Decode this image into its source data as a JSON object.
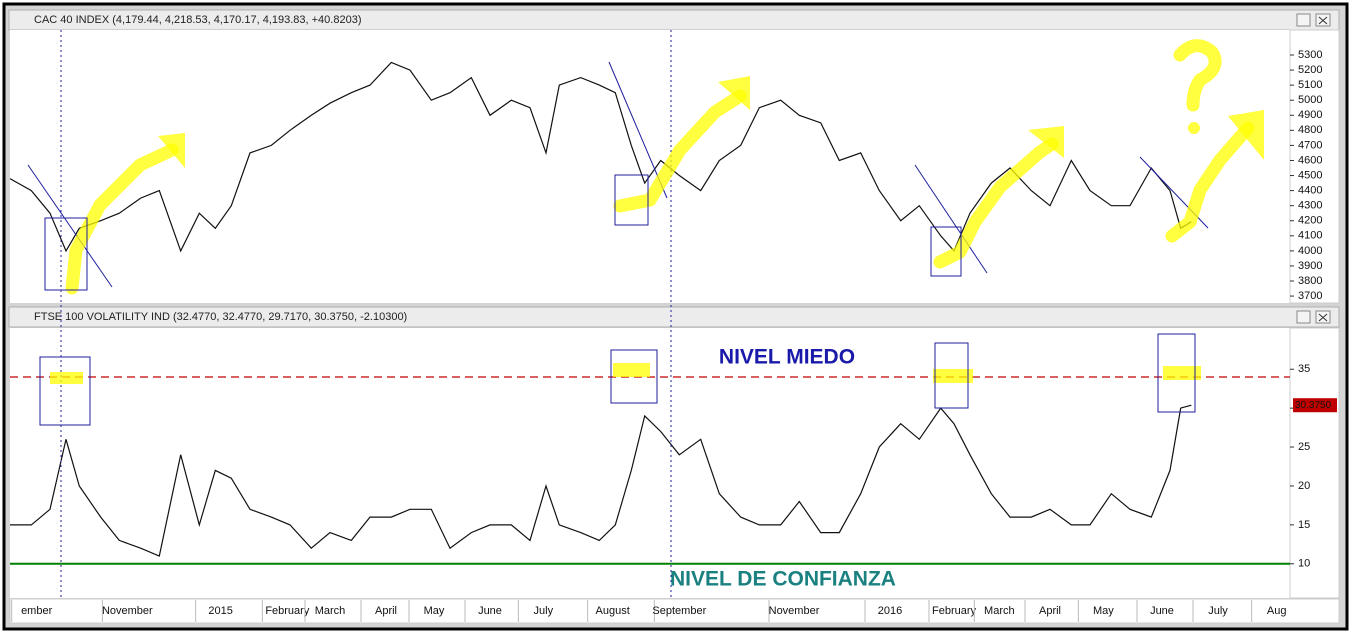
{
  "chart_data": [
    {
      "type": "line",
      "title": "CAC 40 INDEX (4,179.44, 4,218.53, 4,170.17, 4,193.83, +40.8203)",
      "color": "#111111",
      "x": [
        0,
        8,
        15,
        21,
        26,
        34,
        41,
        49,
        56,
        64,
        71,
        77,
        83,
        90,
        98,
        105,
        113,
        120,
        128,
        135,
        143,
        150,
        158,
        165,
        173,
        180,
        188,
        195,
        201,
        206,
        214,
        221,
        227,
        233,
        238,
        244,
        251,
        259,
        266,
        274,
        281,
        289,
        296,
        304,
        311,
        319,
        326,
        334,
        341,
        349,
        354,
        360,
        368,
        375,
        383,
        390,
        398,
        405,
        413,
        420,
        428,
        435,
        439,
        443
      ],
      "values": [
        4480,
        4400,
        4250,
        4000,
        4150,
        4200,
        4250,
        4350,
        4400,
        4000,
        4250,
        4150,
        4300,
        4650,
        4700,
        4800,
        4900,
        4980,
        5050,
        5100,
        5250,
        5200,
        5000,
        5050,
        5150,
        4900,
        5000,
        4950,
        4650,
        5100,
        5150,
        5100,
        5050,
        4700,
        4450,
        4600,
        4500,
        4400,
        4600,
        4700,
        4950,
        5000,
        4900,
        4850,
        4600,
        4650,
        4400,
        4200,
        4300,
        4100,
        4000,
        4250,
        4450,
        4550,
        4400,
        4300,
        4600,
        4400,
        4300,
        4300,
        4550,
        4400,
        4150,
        4193.83
      ],
      "xlim": [
        0,
        480
      ],
      "ylim": [
        3654,
        5466
      ],
      "yticks": [
        3700,
        3800,
        3900,
        4000,
        4100,
        4200,
        4300,
        4400,
        4500,
        4600,
        4700,
        4800,
        4900,
        5000,
        5100,
        5200,
        5300
      ]
    },
    {
      "type": "line",
      "title": "FTSE 100 VOLATILITY IND (32.4770, 32.4770, 29.7170, 30.3750, -2.10300)",
      "color": "#111111",
      "x": [
        0,
        8,
        15,
        21,
        26,
        34,
        41,
        49,
        56,
        64,
        71,
        77,
        83,
        90,
        98,
        105,
        113,
        120,
        128,
        135,
        143,
        150,
        158,
        165,
        173,
        180,
        188,
        195,
        201,
        206,
        214,
        221,
        227,
        233,
        238,
        244,
        251,
        259,
        266,
        274,
        281,
        289,
        296,
        304,
        311,
        319,
        326,
        334,
        341,
        349,
        354,
        360,
        368,
        375,
        383,
        390,
        398,
        405,
        413,
        420,
        428,
        435,
        439,
        443
      ],
      "values": [
        15,
        15,
        17,
        26,
        20,
        16,
        13,
        12,
        11,
        24,
        15,
        22,
        21,
        17,
        16,
        15,
        12,
        14,
        13,
        16,
        16,
        17,
        17,
        12,
        14,
        15,
        15,
        13,
        20,
        15,
        14,
        13,
        15,
        22,
        29,
        27,
        24,
        26,
        19,
        16,
        15,
        15,
        18,
        14,
        14,
        19,
        25,
        28,
        26,
        30,
        28,
        24,
        19,
        16,
        16,
        17,
        15,
        15,
        19,
        17,
        16,
        22,
        30,
        30.375
      ],
      "last": {
        "value": 30.375,
        "label": "30.3750"
      },
      "xlim": [
        0,
        480
      ],
      "ylim": [
        5.6,
        40.3
      ],
      "yticks": [
        10,
        15,
        20,
        25,
        30,
        35
      ],
      "reference_lines": [
        {
          "value": 34,
          "color": "#c00000",
          "label": "NIVEL MIEDO"
        },
        {
          "value": 10,
          "color": "#008000",
          "label": "NIVEL DE CONFIANZA"
        }
      ],
      "xticks": [
        {
          "value": 10,
          "label": "ember"
        },
        {
          "value": 44,
          "label": "November"
        },
        {
          "value": 79,
          "label": "2015"
        },
        {
          "value": 104,
          "label": "February"
        },
        {
          "value": 120,
          "label": "March"
        },
        {
          "value": 141,
          "label": "April"
        },
        {
          "value": 159,
          "label": "May"
        },
        {
          "value": 180,
          "label": "June"
        },
        {
          "value": 200,
          "label": "July"
        },
        {
          "value": 226,
          "label": "August"
        },
        {
          "value": 251,
          "label": "September"
        },
        {
          "value": 294,
          "label": "November"
        },
        {
          "value": 330,
          "label": "2016"
        },
        {
          "value": 354,
          "label": "February"
        },
        {
          "value": 371,
          "label": "March"
        },
        {
          "value": 390,
          "label": "April"
        },
        {
          "value": 410,
          "label": "May"
        },
        {
          "value": 432,
          "label": "June"
        },
        {
          "value": 453,
          "label": "July"
        },
        {
          "value": 475,
          "label": "Aug"
        }
      ]
    }
  ]
}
===============
Your copy should hold every record word for word and none of the pictures.

▸ Expected answer:
Decode this image into its source data as a JSON object.
{
  "chart_data": [
    {
      "type": "line",
      "title": "CAC 40 INDEX (4,179.44, 4,218.53, 4,170.17, 4,193.83, +40.8203)",
      "color": "#111111",
      "x": [
        0,
        8,
        15,
        21,
        26,
        34,
        41,
        49,
        56,
        64,
        71,
        77,
        83,
        90,
        98,
        105,
        113,
        120,
        128,
        135,
        143,
        150,
        158,
        165,
        173,
        180,
        188,
        195,
        201,
        206,
        214,
        221,
        227,
        233,
        238,
        244,
        251,
        259,
        266,
        274,
        281,
        289,
        296,
        304,
        311,
        319,
        326,
        334,
        341,
        349,
        354,
        360,
        368,
        375,
        383,
        390,
        398,
        405,
        413,
        420,
        428,
        435,
        439,
        443
      ],
      "values": [
        4480,
        4400,
        4250,
        4000,
        4150,
        4200,
        4250,
        4350,
        4400,
        4000,
        4250,
        4150,
        4300,
        4650,
        4700,
        4800,
        4900,
        4980,
        5050,
        5100,
        5250,
        5200,
        5000,
        5050,
        5150,
        4900,
        5000,
        4950,
        4650,
        5100,
        5150,
        5100,
        5050,
        4700,
        4450,
        4600,
        4500,
        4400,
        4600,
        4700,
        4950,
        5000,
        4900,
        4850,
        4600,
        4650,
        4400,
        4200,
        4300,
        4100,
        4000,
        4250,
        4450,
        4550,
        4400,
        4300,
        4600,
        4400,
        4300,
        4300,
        4550,
        4400,
        4150,
        4193.83
      ],
      "xlim": [
        0,
        480
      ],
      "ylim": [
        3654,
        5466
      ],
      "yticks": [
        3700,
        3800,
        3900,
        4000,
        4100,
        4200,
        4300,
        4400,
        4500,
        4600,
        4700,
        4800,
        4900,
        5000,
        5100,
        5200,
        5300
      ]
    },
    {
      "type": "line",
      "title": "FTSE 100 VOLATILITY IND (32.4770, 32.4770, 29.7170, 30.3750, -2.10300)",
      "color": "#111111",
      "x": [
        0,
        8,
        15,
        21,
        26,
        34,
        41,
        49,
        56,
        64,
        71,
        77,
        83,
        90,
        98,
        105,
        113,
        120,
        128,
        135,
        143,
        150,
        158,
        165,
        173,
        180,
        188,
        195,
        201,
        206,
        214,
        221,
        227,
        233,
        238,
        244,
        251,
        259,
        266,
        274,
        281,
        289,
        296,
        304,
        311,
        319,
        326,
        334,
        341,
        349,
        354,
        360,
        368,
        375,
        383,
        390,
        398,
        405,
        413,
        420,
        428,
        435,
        439,
        443
      ],
      "values": [
        15,
        15,
        17,
        26,
        20,
        16,
        13,
        12,
        11,
        24,
        15,
        22,
        21,
        17,
        16,
        15,
        12,
        14,
        13,
        16,
        16,
        17,
        17,
        12,
        14,
        15,
        15,
        13,
        20,
        15,
        14,
        13,
        15,
        22,
        29,
        27,
        24,
        26,
        19,
        16,
        15,
        15,
        18,
        14,
        14,
        19,
        25,
        28,
        26,
        30,
        28,
        24,
        19,
        16,
        16,
        17,
        15,
        15,
        19,
        17,
        16,
        22,
        30,
        30.375
      ],
      "last": {
        "value": 30.375,
        "label": "30.3750"
      },
      "xlim": [
        0,
        480
      ],
      "ylim": [
        5.6,
        40.3
      ],
      "yticks": [
        10,
        15,
        20,
        25,
        30,
        35
      ],
      "reference_lines": [
        {
          "value": 34,
          "color": "#c00000",
          "label": "NIVEL MIEDO"
        },
        {
          "value": 10,
          "color": "#008000",
          "label": "NIVEL DE CONFIANZA"
        }
      ],
      "xticks": [
        {
          "value": 10,
          "label": "ember"
        },
        {
          "value": 44,
          "label": "November"
        },
        {
          "value": 79,
          "label": "2015"
        },
        {
          "value": 104,
          "label": "February"
        },
        {
          "value": 120,
          "label": "March"
        },
        {
          "value": 141,
          "label": "April"
        },
        {
          "value": 159,
          "label": "May"
        },
        {
          "value": 180,
          "label": "June"
        },
        {
          "value": 200,
          "label": "July"
        },
        {
          "value": 226,
          "label": "August"
        },
        {
          "value": 251,
          "label": "September"
        },
        {
          "value": 294,
          "label": "November"
        },
        {
          "value": 330,
          "label": "2016"
        },
        {
          "value": 354,
          "label": "February"
        },
        {
          "value": 371,
          "label": "March"
        },
        {
          "value": 390,
          "label": "April"
        },
        {
          "value": 410,
          "label": "May"
        },
        {
          "value": 432,
          "label": "June"
        },
        {
          "value": 453,
          "label": "July"
        },
        {
          "value": 475,
          "label": "Aug"
        }
      ]
    }
  ]
}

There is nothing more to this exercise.